- _Records shown_:
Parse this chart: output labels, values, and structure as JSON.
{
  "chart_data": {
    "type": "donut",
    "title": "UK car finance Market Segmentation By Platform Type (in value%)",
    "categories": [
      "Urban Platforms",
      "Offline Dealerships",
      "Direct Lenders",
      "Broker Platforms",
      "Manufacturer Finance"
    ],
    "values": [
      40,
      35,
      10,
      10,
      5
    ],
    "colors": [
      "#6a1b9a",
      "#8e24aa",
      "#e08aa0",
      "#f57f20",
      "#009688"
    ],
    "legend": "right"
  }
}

- _Instructions for the task_: Output every entry shown above, exactly.

- _Exercise response_:
Parse this chart: output labels, values, and structure as JSON.
{
  "chart_data": {
    "type": "donut",
    "title": "UK car finance Market Segmentation By Platform Type (in value%)",
    "categories": [
      "Urban Platforms",
      "Offline Dealerships",
      "Direct Lenders",
      "Broker Platforms",
      "Manufacturer Finance"
    ],
    "values": [
      40,
      35,
      10,
      10,
      5
    ],
    "colors": [
      "#6a1b9a",
      "#8e24aa",
      "#e08aa0",
      "#f57f20",
      "#009688"
    ],
    "legend": "right"
  }
}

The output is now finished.